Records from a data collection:
::::::

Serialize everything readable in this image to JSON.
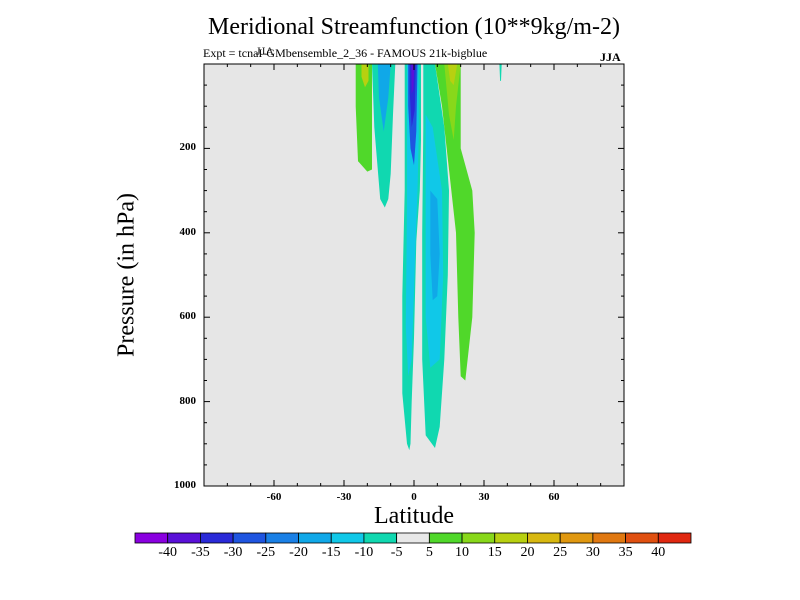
{
  "header": {
    "title": "Meridional Streamfunction (10**9kg/m-2)",
    "subtitle": "Expt = tcnaI-GMbensemble_2_36 - FAMOUS 21k-bigblue",
    "overlay_label": "JJA",
    "season": "JJA"
  },
  "chart_data": {
    "type": "heatmap",
    "title": "Meridional Streamfunction (10**9kg/m-2)",
    "xlabel": "Latitude",
    "ylabel": "Pressure (in hPa)",
    "xlim": [
      -90,
      90
    ],
    "ylim": [
      1000,
      0
    ],
    "x_ticks": [
      -60,
      -30,
      0,
      30,
      60
    ],
    "x_tick_labels": [
      "-60",
      "-30",
      "0",
      "30",
      "60"
    ],
    "y_ticks": [
      200,
      400,
      600,
      800,
      1000
    ],
    "y_tick_labels": [
      "200",
      "400",
      "600",
      "800",
      "1000"
    ],
    "colorbar": {
      "levels": [
        -40,
        -35,
        -30,
        -25,
        -20,
        -15,
        -10,
        -5,
        5,
        10,
        15,
        20,
        25,
        30,
        35,
        40
      ],
      "labels": [
        "-40",
        "-35",
        "-30",
        "-25",
        "-20",
        "-15",
        "-10",
        "-5",
        "5",
        "10",
        "15",
        "20",
        "25",
        "30",
        "35",
        "40"
      ],
      "colors": [
        "#8a00e0",
        "#5a10d8",
        "#2a2ad8",
        "#1f55e0",
        "#1a80e6",
        "#10a8e8",
        "#10c8e8",
        "#10d8b0",
        "#e8e8e8",
        "#50d82a",
        "#88d81a",
        "#b8d010",
        "#d8b810",
        "#e09810",
        "#e07810",
        "#e05010",
        "#e02810"
      ]
    },
    "background_color": "#e6e6e6",
    "features": [
      {
        "name": "green plume near 25S",
        "value_range": "5 to 10",
        "lat_range": [
          -25,
          -18
        ],
        "pressure_range": [
          0,
          250
        ]
      },
      {
        "name": "yellow core near 22S",
        "value_range": "10 to 15",
        "lat_range": [
          -22,
          -19
        ],
        "pressure_range": [
          0,
          50
        ]
      },
      {
        "name": "negative cell near 12S",
        "value_range": "-15 to -5",
        "lat_range": [
          -17,
          -8
        ],
        "pressure_range": [
          0,
          340
        ]
      },
      {
        "name": "equatorial negative core",
        "value_range": "-35 to -10",
        "lat_range": [
          -3,
          2
        ],
        "pressure_range": [
          0,
          300
        ]
      },
      {
        "name": "southern descending negative branch",
        "value_range": "-15 to -5",
        "lat_range": [
          -5,
          2
        ],
        "pressure_range": [
          300,
          915
        ]
      },
      {
        "name": "northern negative tongue",
        "value_range": "-20 to -5",
        "lat_range": [
          3,
          15
        ],
        "pressure_range": [
          0,
          910
        ]
      },
      {
        "name": "positive branch near 20N",
        "value_range": "5 to 15",
        "lat_range": [
          12,
          30
        ],
        "pressure_range": [
          0,
          750
        ]
      },
      {
        "name": "small cell near 37N",
        "value_range": "-5 to 5",
        "lat_range": [
          36,
          38
        ],
        "pressure_range": [
          0,
          40
        ]
      }
    ]
  }
}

::::::

**Task to carry out:**
The data above needs to be retyped exactly, with the images left out.

**Exercise response:**
Serialize everything readable in this image to JSON.
{
  "header": {
    "title": "Meridional Streamfunction (10**9kg/m-2)",
    "subtitle": "Expt = tcnaI-GMbensemble_2_36 - FAMOUS 21k-bigblue",
    "overlay_label": "JJA",
    "season": "JJA"
  },
  "chart_data": {
    "type": "heatmap",
    "title": "Meridional Streamfunction (10**9kg/m-2)",
    "xlabel": "Latitude",
    "ylabel": "Pressure (in hPa)",
    "xlim": [
      -90,
      90
    ],
    "ylim": [
      1000,
      0
    ],
    "x_ticks": [
      -60,
      -30,
      0,
      30,
      60
    ],
    "x_tick_labels": [
      "-60",
      "-30",
      "0",
      "30",
      "60"
    ],
    "y_ticks": [
      200,
      400,
      600,
      800,
      1000
    ],
    "y_tick_labels": [
      "200",
      "400",
      "600",
      "800",
      "1000"
    ],
    "colorbar": {
      "levels": [
        -40,
        -35,
        -30,
        -25,
        -20,
        -15,
        -10,
        -5,
        5,
        10,
        15,
        20,
        25,
        30,
        35,
        40
      ],
      "labels": [
        "-40",
        "-35",
        "-30",
        "-25",
        "-20",
        "-15",
        "-10",
        "-5",
        "5",
        "10",
        "15",
        "20",
        "25",
        "30",
        "35",
        "40"
      ],
      "colors": [
        "#8a00e0",
        "#5a10d8",
        "#2a2ad8",
        "#1f55e0",
        "#1a80e6",
        "#10a8e8",
        "#10c8e8",
        "#10d8b0",
        "#e8e8e8",
        "#50d82a",
        "#88d81a",
        "#b8d010",
        "#d8b810",
        "#e09810",
        "#e07810",
        "#e05010",
        "#e02810"
      ]
    },
    "background_color": "#e6e6e6",
    "features": [
      {
        "name": "green plume near 25S",
        "value_range": "5 to 10",
        "lat_range": [
          -25,
          -18
        ],
        "pressure_range": [
          0,
          250
        ]
      },
      {
        "name": "yellow core near 22S",
        "value_range": "10 to 15",
        "lat_range": [
          -22,
          -19
        ],
        "pressure_range": [
          0,
          50
        ]
      },
      {
        "name": "negative cell near 12S",
        "value_range": "-15 to -5",
        "lat_range": [
          -17,
          -8
        ],
        "pressure_range": [
          0,
          340
        ]
      },
      {
        "name": "equatorial negative core",
        "value_range": "-35 to -10",
        "lat_range": [
          -3,
          2
        ],
        "pressure_range": [
          0,
          300
        ]
      },
      {
        "name": "southern descending negative branch",
        "value_range": "-15 to -5",
        "lat_range": [
          -5,
          2
        ],
        "pressure_range": [
          300,
          915
        ]
      },
      {
        "name": "northern negative tongue",
        "value_range": "-20 to -5",
        "lat_range": [
          3,
          15
        ],
        "pressure_range": [
          0,
          910
        ]
      },
      {
        "name": "positive branch near 20N",
        "value_range": "5 to 15",
        "lat_range": [
          12,
          30
        ],
        "pressure_range": [
          0,
          750
        ]
      },
      {
        "name": "small cell near 37N",
        "value_range": "-5 to 5",
        "lat_range": [
          36,
          38
        ],
        "pressure_range": [
          0,
          40
        ]
      }
    ]
  }
}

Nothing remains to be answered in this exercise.